(Entries with figure data)
****************
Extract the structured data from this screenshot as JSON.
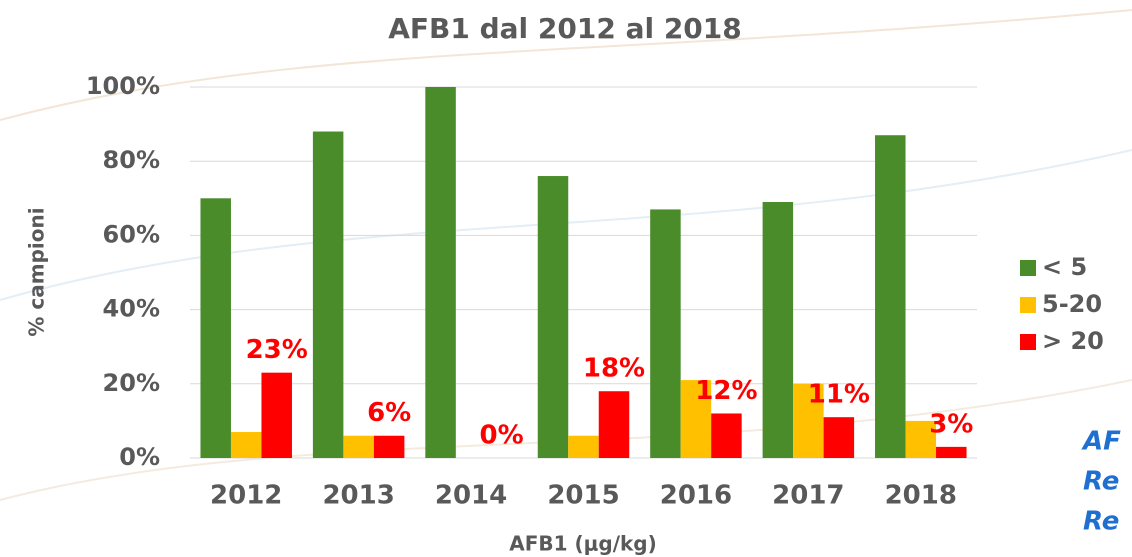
{
  "chart_data": {
    "type": "bar",
    "title": "AFB1 dal 2012 al 2018",
    "x_label": "AFB1 (μg/kg)",
    "y_label": "% campioni",
    "categories": [
      "2012",
      "2013",
      "2014",
      "2015",
      "2016",
      "2017",
      "2018"
    ],
    "series": [
      {
        "name": "< 5",
        "color": "#4a8c2a",
        "values": [
          70,
          88,
          100,
          76,
          67,
          69,
          87
        ]
      },
      {
        "name": "5-20",
        "color": "#ffc000",
        "values": [
          7,
          6,
          0,
          6,
          21,
          20,
          10
        ]
      },
      {
        "name": "> 20",
        "color": "#ff0000",
        "values": [
          23,
          6,
          0,
          18,
          12,
          11,
          3
        ],
        "value_labels": [
          "23%",
          "6%",
          "0%",
          "18%",
          "12%",
          "11%",
          "3%"
        ]
      }
    ],
    "ylim": [
      0,
      100
    ],
    "yticks": [
      {
        "value": 0,
        "label": "0%"
      },
      {
        "value": 20,
        "label": "20%"
      },
      {
        "value": 40,
        "label": "40%"
      },
      {
        "value": 60,
        "label": "60%"
      },
      {
        "value": 80,
        "label": "80%"
      },
      {
        "value": 100,
        "label": "100%"
      }
    ],
    "grid": true,
    "legend": "right",
    "annotations": [
      "AF",
      "Re",
      "Re"
    ]
  }
}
****************
• **Request**
Quote the material word for word, dropping any images it holds.

• **Expected answer**
Extract the structured data from this screenshot as JSON.
{
  "chart_data": {
    "type": "bar",
    "title": "AFB1 dal 2012 al 2018",
    "x_label": "AFB1 (μg/kg)",
    "y_label": "% campioni",
    "categories": [
      "2012",
      "2013",
      "2014",
      "2015",
      "2016",
      "2017",
      "2018"
    ],
    "series": [
      {
        "name": "< 5",
        "color": "#4a8c2a",
        "values": [
          70,
          88,
          100,
          76,
          67,
          69,
          87
        ]
      },
      {
        "name": "5-20",
        "color": "#ffc000",
        "values": [
          7,
          6,
          0,
          6,
          21,
          20,
          10
        ]
      },
      {
        "name": "> 20",
        "color": "#ff0000",
        "values": [
          23,
          6,
          0,
          18,
          12,
          11,
          3
        ],
        "value_labels": [
          "23%",
          "6%",
          "0%",
          "18%",
          "12%",
          "11%",
          "3%"
        ]
      }
    ],
    "ylim": [
      0,
      100
    ],
    "yticks": [
      {
        "value": 0,
        "label": "0%"
      },
      {
        "value": 20,
        "label": "20%"
      },
      {
        "value": 40,
        "label": "40%"
      },
      {
        "value": 60,
        "label": "60%"
      },
      {
        "value": 80,
        "label": "80%"
      },
      {
        "value": 100,
        "label": "100%"
      }
    ],
    "grid": true,
    "legend": "right",
    "annotations": [
      "AF",
      "Re",
      "Re"
    ]
  }
}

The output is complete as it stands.